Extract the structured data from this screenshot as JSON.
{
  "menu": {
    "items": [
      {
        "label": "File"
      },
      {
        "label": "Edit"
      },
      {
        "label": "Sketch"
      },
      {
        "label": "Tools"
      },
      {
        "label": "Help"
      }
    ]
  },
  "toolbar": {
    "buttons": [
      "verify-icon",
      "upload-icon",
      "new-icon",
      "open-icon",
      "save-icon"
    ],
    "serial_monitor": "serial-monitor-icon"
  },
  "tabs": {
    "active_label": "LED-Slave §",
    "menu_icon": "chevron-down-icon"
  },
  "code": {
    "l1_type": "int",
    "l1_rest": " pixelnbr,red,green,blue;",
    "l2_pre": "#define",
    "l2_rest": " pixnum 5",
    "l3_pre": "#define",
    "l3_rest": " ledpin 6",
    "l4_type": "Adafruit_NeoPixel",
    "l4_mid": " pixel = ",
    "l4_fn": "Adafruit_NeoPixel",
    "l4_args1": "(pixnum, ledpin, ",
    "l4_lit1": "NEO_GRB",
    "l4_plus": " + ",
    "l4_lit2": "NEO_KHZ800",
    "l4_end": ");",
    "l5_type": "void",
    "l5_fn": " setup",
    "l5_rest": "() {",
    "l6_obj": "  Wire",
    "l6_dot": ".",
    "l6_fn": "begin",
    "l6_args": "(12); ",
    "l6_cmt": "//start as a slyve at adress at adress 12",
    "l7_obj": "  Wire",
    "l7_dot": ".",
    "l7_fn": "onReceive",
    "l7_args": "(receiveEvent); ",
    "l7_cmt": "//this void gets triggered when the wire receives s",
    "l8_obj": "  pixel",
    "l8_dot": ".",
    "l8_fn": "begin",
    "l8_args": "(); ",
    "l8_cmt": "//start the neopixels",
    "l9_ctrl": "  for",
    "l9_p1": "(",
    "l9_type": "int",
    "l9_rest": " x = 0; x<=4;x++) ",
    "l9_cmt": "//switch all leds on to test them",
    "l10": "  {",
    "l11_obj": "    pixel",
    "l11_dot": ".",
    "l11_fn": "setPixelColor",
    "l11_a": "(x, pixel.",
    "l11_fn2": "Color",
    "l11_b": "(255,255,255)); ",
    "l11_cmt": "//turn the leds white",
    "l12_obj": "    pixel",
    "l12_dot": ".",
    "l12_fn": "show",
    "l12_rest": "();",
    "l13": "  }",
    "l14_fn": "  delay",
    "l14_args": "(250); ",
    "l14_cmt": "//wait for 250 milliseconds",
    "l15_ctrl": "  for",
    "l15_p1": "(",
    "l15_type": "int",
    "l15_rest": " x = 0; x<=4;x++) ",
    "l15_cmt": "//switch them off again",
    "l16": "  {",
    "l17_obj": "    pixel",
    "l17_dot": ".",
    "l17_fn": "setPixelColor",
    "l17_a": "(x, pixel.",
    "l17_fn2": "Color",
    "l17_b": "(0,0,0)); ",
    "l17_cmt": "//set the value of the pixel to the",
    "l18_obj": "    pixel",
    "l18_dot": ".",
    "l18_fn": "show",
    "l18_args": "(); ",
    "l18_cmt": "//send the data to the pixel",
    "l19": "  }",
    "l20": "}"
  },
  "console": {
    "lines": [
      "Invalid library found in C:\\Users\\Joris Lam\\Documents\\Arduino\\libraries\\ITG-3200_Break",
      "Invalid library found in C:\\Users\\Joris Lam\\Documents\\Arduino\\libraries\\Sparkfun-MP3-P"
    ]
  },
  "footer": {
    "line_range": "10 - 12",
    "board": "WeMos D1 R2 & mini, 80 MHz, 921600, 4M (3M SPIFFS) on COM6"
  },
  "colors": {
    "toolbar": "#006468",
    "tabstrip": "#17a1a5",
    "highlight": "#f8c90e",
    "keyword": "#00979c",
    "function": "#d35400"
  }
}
========================================
AIM
Copy out every line where the word "switch" occurs.

THE RESULT
    "l9_cmt": "//switch all leds on to test them",
    "l15_cmt": "//switch them off again",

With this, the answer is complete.